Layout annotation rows
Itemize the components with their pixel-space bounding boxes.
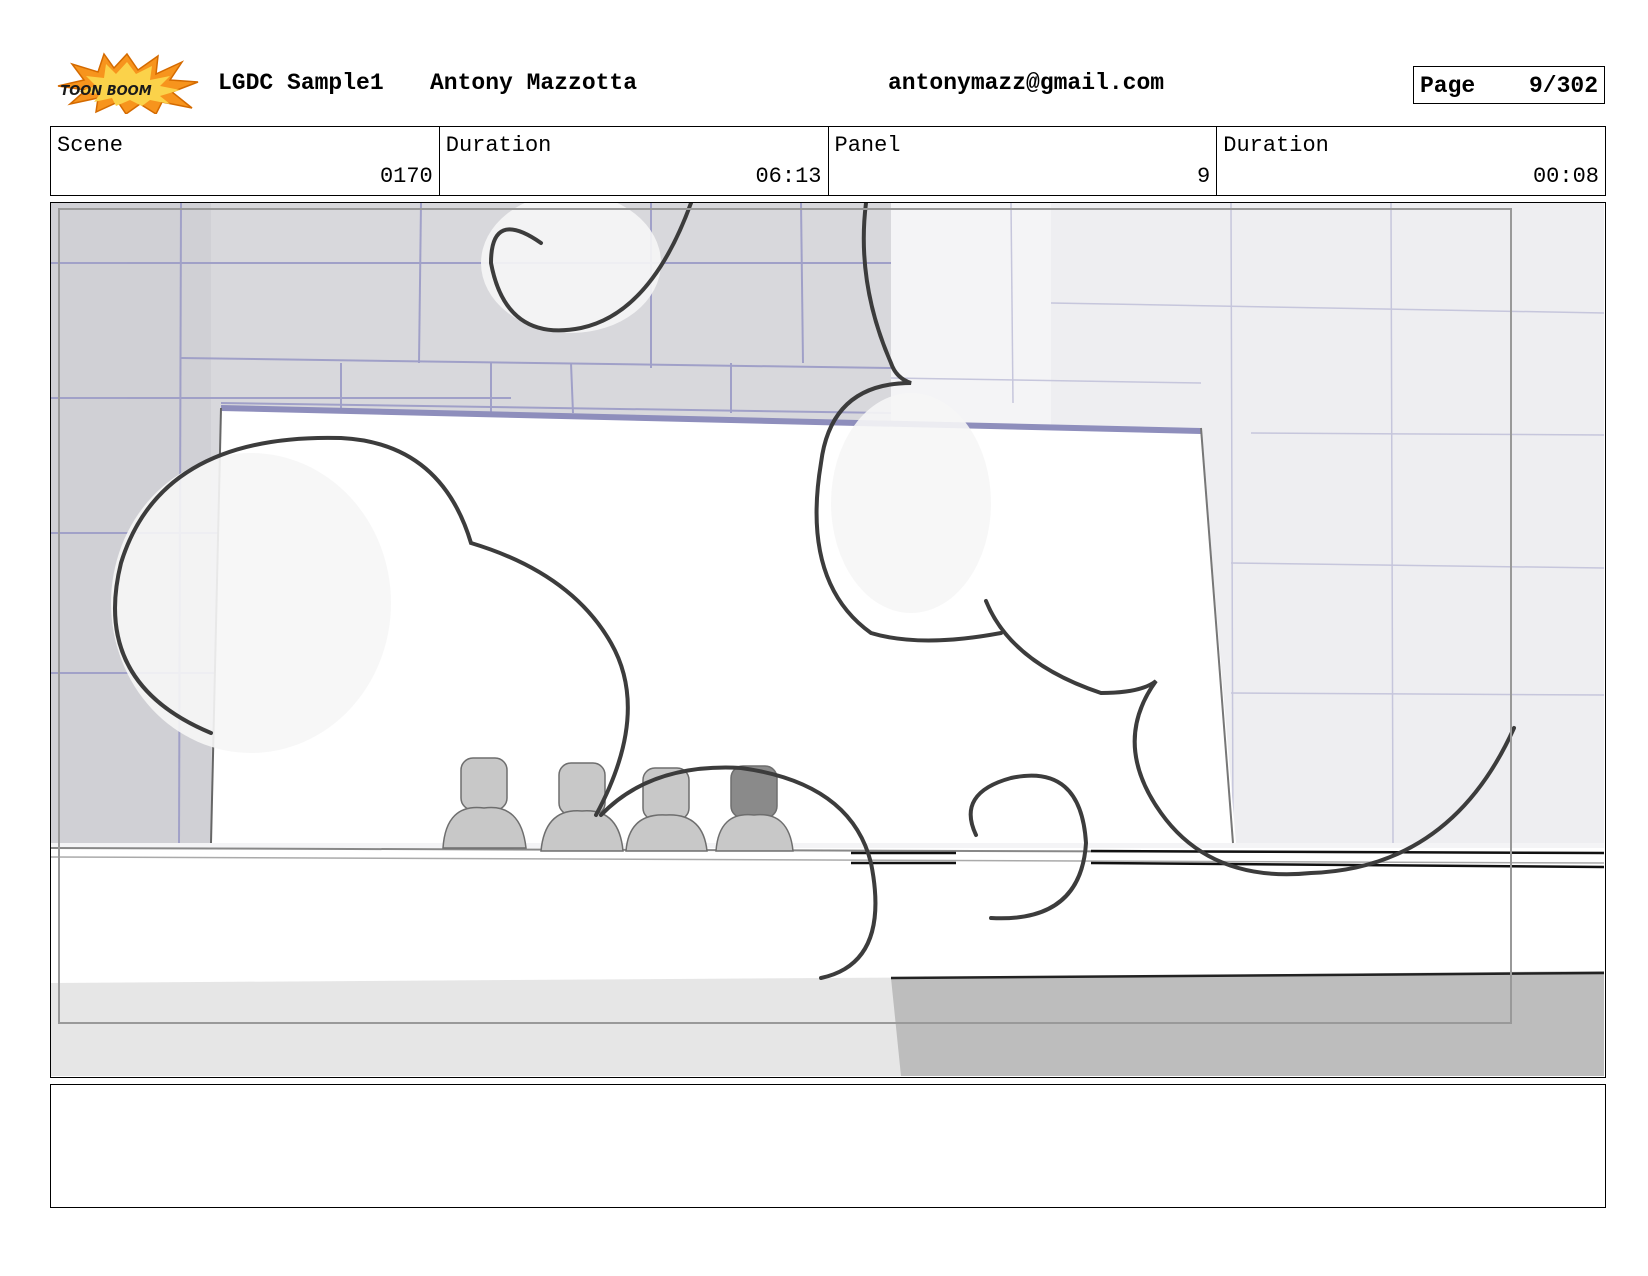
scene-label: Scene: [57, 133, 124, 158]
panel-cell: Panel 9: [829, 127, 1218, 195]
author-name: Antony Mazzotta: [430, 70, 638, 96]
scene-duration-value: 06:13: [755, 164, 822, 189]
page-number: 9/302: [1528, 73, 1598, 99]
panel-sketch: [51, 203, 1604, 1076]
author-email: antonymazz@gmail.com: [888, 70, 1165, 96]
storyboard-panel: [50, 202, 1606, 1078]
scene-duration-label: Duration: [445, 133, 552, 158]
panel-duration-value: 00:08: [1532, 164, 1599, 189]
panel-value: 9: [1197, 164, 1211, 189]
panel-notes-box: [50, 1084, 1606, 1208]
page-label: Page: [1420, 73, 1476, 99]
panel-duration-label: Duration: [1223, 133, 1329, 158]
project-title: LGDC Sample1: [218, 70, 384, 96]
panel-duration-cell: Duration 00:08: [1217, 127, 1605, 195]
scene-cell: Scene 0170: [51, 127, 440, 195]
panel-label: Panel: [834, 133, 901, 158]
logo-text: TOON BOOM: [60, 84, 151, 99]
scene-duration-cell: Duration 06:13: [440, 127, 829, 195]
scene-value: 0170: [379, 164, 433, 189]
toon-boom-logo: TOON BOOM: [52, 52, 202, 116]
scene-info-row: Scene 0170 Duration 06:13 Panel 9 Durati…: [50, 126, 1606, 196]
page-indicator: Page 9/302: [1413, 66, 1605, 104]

» INSTRUCTIONS FOR THE TASK: Transcribe every row above line for line, with no changes, and omit the pictures from your transcription.

» OUTPUT BELOW:
Itemize the components with their pixel-space bounding boxes.
scene-label: Scene: [57, 133, 124, 158]
panel-cell: Panel 9: [829, 127, 1218, 195]
author-name: Antony Mazzotta: [430, 70, 638, 96]
scene-duration-value: 06:13: [755, 164, 822, 189]
page-number: 9/302: [1528, 73, 1598, 99]
panel-sketch: [51, 203, 1604, 1076]
author-email: antonymazz@gmail.com: [888, 70, 1165, 96]
storyboard-panel: [50, 202, 1606, 1078]
scene-duration-label: Duration: [445, 133, 552, 158]
panel-duration-value: 00:08: [1532, 164, 1599, 189]
panel-value: 9: [1197, 164, 1211, 189]
panel-notes-box: [50, 1084, 1606, 1208]
page-label: Page: [1420, 73, 1476, 99]
panel-duration-label: Duration: [1223, 133, 1329, 158]
project-title: LGDC Sample1: [218, 70, 384, 96]
panel-duration-cell: Duration 00:08: [1217, 127, 1605, 195]
scene-cell: Scene 0170: [51, 127, 440, 195]
panel-label: Panel: [834, 133, 901, 158]
logo-text: TOON BOOM: [60, 84, 151, 99]
scene-duration-cell: Duration 06:13: [440, 127, 829, 195]
scene-value: 0170: [379, 164, 433, 189]
toon-boom-logo: TOON BOOM: [52, 52, 202, 116]
scene-info-row: Scene 0170 Duration 06:13 Panel 9 Durati…: [50, 126, 1606, 196]
page-indicator: Page 9/302: [1413, 66, 1605, 104]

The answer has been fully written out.